**Instructions to follow**
Format each line of the items below as a numbered list, dropping any blank lines.

# # # # # # #

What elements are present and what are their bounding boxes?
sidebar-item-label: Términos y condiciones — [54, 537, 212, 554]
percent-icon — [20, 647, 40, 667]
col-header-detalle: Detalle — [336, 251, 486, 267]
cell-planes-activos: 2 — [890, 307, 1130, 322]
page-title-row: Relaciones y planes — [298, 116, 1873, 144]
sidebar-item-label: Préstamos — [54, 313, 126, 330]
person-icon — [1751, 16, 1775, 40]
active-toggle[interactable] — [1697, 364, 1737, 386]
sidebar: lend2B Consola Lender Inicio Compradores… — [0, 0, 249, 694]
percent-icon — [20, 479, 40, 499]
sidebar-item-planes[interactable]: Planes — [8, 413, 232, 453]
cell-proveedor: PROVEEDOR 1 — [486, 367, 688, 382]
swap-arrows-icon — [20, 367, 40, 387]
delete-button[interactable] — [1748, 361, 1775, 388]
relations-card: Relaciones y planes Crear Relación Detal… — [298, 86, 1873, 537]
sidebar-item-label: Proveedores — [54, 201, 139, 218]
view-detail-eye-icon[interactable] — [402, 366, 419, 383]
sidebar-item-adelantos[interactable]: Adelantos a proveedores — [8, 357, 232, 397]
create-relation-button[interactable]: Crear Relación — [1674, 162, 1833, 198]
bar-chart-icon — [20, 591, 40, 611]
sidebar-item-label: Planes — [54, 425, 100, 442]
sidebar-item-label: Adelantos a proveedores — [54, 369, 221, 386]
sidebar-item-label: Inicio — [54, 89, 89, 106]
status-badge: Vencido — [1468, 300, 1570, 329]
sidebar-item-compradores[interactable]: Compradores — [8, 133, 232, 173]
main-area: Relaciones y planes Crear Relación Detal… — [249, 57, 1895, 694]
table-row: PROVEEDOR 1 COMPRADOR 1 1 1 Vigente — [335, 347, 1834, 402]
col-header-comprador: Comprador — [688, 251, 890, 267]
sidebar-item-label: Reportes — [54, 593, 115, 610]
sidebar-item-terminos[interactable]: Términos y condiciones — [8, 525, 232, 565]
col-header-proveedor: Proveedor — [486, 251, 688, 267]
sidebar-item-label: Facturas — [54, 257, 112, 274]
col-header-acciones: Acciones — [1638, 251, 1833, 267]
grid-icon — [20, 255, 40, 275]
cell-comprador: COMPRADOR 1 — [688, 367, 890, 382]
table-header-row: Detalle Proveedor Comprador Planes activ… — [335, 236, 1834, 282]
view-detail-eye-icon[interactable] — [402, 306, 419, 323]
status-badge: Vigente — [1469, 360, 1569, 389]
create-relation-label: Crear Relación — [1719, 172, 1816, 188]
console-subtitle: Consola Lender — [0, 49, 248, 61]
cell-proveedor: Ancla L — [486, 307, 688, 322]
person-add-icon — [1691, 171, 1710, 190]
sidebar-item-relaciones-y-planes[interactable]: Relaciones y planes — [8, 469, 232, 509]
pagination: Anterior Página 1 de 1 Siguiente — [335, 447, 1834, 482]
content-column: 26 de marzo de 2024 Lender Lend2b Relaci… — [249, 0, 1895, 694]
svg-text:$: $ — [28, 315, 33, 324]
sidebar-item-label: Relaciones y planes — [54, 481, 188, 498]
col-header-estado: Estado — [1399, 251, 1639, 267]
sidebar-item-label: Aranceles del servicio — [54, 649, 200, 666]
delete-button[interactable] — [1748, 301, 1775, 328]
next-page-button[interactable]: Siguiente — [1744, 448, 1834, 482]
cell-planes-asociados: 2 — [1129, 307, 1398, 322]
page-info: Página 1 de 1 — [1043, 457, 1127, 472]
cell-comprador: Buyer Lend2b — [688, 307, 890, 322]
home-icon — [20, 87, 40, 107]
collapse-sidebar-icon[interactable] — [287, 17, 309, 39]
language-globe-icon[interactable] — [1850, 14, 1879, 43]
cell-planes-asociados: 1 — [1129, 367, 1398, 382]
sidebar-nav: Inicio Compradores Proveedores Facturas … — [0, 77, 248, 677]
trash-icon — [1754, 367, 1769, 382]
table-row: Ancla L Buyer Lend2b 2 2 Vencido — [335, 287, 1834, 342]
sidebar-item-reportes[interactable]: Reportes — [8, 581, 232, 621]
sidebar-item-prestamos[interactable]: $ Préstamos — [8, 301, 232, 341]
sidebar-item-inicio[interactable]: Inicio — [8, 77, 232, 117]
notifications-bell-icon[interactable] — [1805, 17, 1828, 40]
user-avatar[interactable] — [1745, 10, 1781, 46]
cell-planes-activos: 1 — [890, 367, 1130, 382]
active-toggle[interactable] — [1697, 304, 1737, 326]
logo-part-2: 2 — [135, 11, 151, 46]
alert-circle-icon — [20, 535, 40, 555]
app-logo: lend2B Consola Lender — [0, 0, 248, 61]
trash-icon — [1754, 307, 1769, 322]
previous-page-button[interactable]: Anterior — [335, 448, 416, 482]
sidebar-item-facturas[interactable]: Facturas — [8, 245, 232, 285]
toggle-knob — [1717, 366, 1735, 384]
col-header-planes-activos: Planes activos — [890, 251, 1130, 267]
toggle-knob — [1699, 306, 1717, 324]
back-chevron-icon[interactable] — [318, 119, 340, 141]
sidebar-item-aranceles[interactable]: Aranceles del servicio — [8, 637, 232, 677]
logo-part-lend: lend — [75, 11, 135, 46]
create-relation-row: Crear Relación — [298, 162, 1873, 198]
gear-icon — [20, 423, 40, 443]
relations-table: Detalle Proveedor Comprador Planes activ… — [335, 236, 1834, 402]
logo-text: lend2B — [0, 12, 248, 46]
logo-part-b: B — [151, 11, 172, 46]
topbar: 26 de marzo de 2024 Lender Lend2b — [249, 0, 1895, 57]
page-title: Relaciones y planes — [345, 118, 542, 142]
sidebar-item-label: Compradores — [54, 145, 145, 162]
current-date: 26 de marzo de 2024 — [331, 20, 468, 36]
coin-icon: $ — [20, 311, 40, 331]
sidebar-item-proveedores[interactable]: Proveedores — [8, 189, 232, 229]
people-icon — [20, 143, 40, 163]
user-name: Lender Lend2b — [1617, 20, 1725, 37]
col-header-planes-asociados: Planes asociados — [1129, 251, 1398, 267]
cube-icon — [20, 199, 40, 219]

# # # # # # #

**Response for this exercise**
1. What elements are present and what are their bounding boxes?
2. sidebar-item-label: Términos y condiciones — [54, 537, 212, 554]
3. percent-icon — [20, 647, 40, 667]
4. col-header-detalle: Detalle — [336, 251, 486, 267]
5. cell-planes-activos: 2 — [890, 307, 1130, 322]
6. page-title-row: Relaciones y planes — [298, 116, 1873, 144]
7. sidebar-item-label: Préstamos — [54, 313, 126, 330]
8. person-icon — [1751, 16, 1775, 40]
9. active-toggle[interactable] — [1697, 364, 1737, 386]
10. sidebar: lend2B Consola Lender Inicio Compradores… — [0, 0, 249, 694]
11. percent-icon — [20, 479, 40, 499]
12. sidebar-item-planes[interactable]: Planes — [8, 413, 232, 453]
13. cell-proveedor: PROVEEDOR 1 — [486, 367, 688, 382]
14. swap-arrows-icon — [20, 367, 40, 387]
15. delete-button[interactable] — [1748, 361, 1775, 388]
16. relations-card: Relaciones y planes Crear Relación Detal… — [298, 86, 1873, 537]
17. sidebar-item-label: Proveedores — [54, 201, 139, 218]
18. view-detail-eye-icon[interactable] — [402, 366, 419, 383]
19. sidebar-item-adelantos[interactable]: Adelantos a proveedores — [8, 357, 232, 397]
20. create-relation-button[interactable]: Crear Relación — [1674, 162, 1833, 198]
21. bar-chart-icon — [20, 591, 40, 611]
22. sidebar-item-label: Planes — [54, 425, 100, 442]
23. sidebar-item-label: Adelantos a proveedores — [54, 369, 221, 386]
24. sidebar-item-label: Inicio — [54, 89, 89, 106]
25. status-badge: Vencido — [1468, 300, 1570, 329]
26. sidebar-item-compradores[interactable]: Compradores — [8, 133, 232, 173]
27. main-area: Relaciones y planes Crear Relación Detal… — [249, 57, 1895, 694]
28. table-row: PROVEEDOR 1 COMPRADOR 1 1 1 Vigente — [335, 347, 1834, 402]
29. col-header-comprador: Comprador — [688, 251, 890, 267]
30. sidebar-item-label: Reportes — [54, 593, 115, 610]
31. sidebar-item-terminos[interactable]: Términos y condiciones — [8, 525, 232, 565]
32. col-header-proveedor: Proveedor — [486, 251, 688, 267]
33. sidebar-item-label: Facturas — [54, 257, 112, 274]
34. col-header-acciones: Acciones — [1638, 251, 1833, 267]
35. grid-icon — [20, 255, 40, 275]
36. cell-comprador: COMPRADOR 1 — [688, 367, 890, 382]
37. table-header-row: Detalle Proveedor Comprador Planes activ… — [335, 236, 1834, 282]
38. view-detail-eye-icon[interactable] — [402, 306, 419, 323]
39. status-badge: Vigente — [1469, 360, 1569, 389]
40. create-relation-label: Crear Relación — [1719, 172, 1816, 188]
41. console-subtitle: Consola Lender — [0, 49, 248, 61]
42. cell-proveedor: Ancla L — [486, 307, 688, 322]
43. person-add-icon — [1691, 171, 1710, 190]
44. sidebar-item-relaciones-y-planes[interactable]: Relaciones y planes — [8, 469, 232, 509]
45. pagination: Anterior Página 1 de 1 Siguiente — [335, 447, 1834, 482]
46. content-column: 26 de marzo de 2024 Lender Lend2b Relaci… — [249, 0, 1895, 694]
47. svg-text:$: $ — [28, 315, 33, 324]
48. sidebar-item-label: Relaciones y planes — [54, 481, 188, 498]
49. col-header-estado: Estado — [1399, 251, 1639, 267]
50. sidebar-item-label: Aranceles del servicio — [54, 649, 200, 666]
51. delete-button[interactable] — [1748, 301, 1775, 328]
52. next-page-button[interactable]: Siguiente — [1744, 448, 1834, 482]
53. cell-planes-asociados: 2 — [1129, 307, 1398, 322]
54. page-info: Página 1 de 1 — [1043, 457, 1127, 472]
55. cell-comprador: Buyer Lend2b — [688, 307, 890, 322]
56. home-icon — [20, 87, 40, 107]
57. collapse-sidebar-icon[interactable] — [287, 17, 309, 39]
58. language-globe-icon[interactable] — [1850, 14, 1879, 43]
59. cell-planes-asociados: 1 — [1129, 367, 1398, 382]
60. sidebar-nav: Inicio Compradores Proveedores Facturas … — [0, 77, 248, 677]
61. trash-icon — [1754, 367, 1769, 382]
62. table-row: Ancla L Buyer Lend2b 2 2 Vencido — [335, 287, 1834, 342]
63. sidebar-item-reportes[interactable]: Reportes — [8, 581, 232, 621]
64. sidebar-item-prestamos[interactable]: $ Préstamos — [8, 301, 232, 341]
65. sidebar-item-inicio[interactable]: Inicio — [8, 77, 232, 117]
66. notifications-bell-icon[interactable] — [1805, 17, 1828, 40]
67. user-avatar[interactable] — [1745, 10, 1781, 46]
68. cell-planes-activos: 1 — [890, 367, 1130, 382]
69. active-toggle[interactable] — [1697, 304, 1737, 326]
70. logo-part-2: 2 — [135, 11, 151, 46]
71. alert-circle-icon — [20, 535, 40, 555]
72. app-logo: lend2B Consola Lender — [0, 0, 248, 61]
73. trash-icon — [1754, 307, 1769, 322]
74. previous-page-button[interactable]: Anterior — [335, 448, 416, 482]
75. sidebar-item-facturas[interactable]: Facturas — [8, 245, 232, 285]
76. toggle-knob — [1717, 366, 1735, 384]
77. col-header-planes-activos: Planes activos — [890, 251, 1130, 267]
78. toggle-knob — [1699, 306, 1717, 324]
79. back-chevron-icon[interactable] — [318, 119, 340, 141]
80. sidebar-item-aranceles[interactable]: Aranceles del servicio — [8, 637, 232, 677]
81. logo-part-lend: lend — [75, 11, 135, 46]
82. create-relation-row: Crear Relación — [298, 162, 1873, 198]
83. gear-icon — [20, 423, 40, 443]
84. relations-table: Detalle Proveedor Comprador Planes activ… — [335, 236, 1834, 402]
85. logo-text: lend2B — [0, 12, 248, 46]
86. logo-part-b: B — [151, 11, 172, 46]
87. topbar: 26 de marzo de 2024 Lender Lend2b — [249, 0, 1895, 57]
88. page-title: Relaciones y planes — [345, 118, 542, 142]
89. sidebar-item-label: Compradores — [54, 145, 145, 162]
90. current-date: 26 de marzo de 2024 — [331, 20, 468, 36]
91. coin-icon: $ — [20, 311, 40, 331]
92. sidebar-item-proveedores[interactable]: Proveedores — [8, 189, 232, 229]
93. people-icon — [20, 143, 40, 163]
94. user-name: Lender Lend2b — [1617, 20, 1725, 37]
95. col-header-planes-asociados: Planes asociados — [1129, 251, 1398, 267]
96. cube-icon — [20, 199, 40, 219]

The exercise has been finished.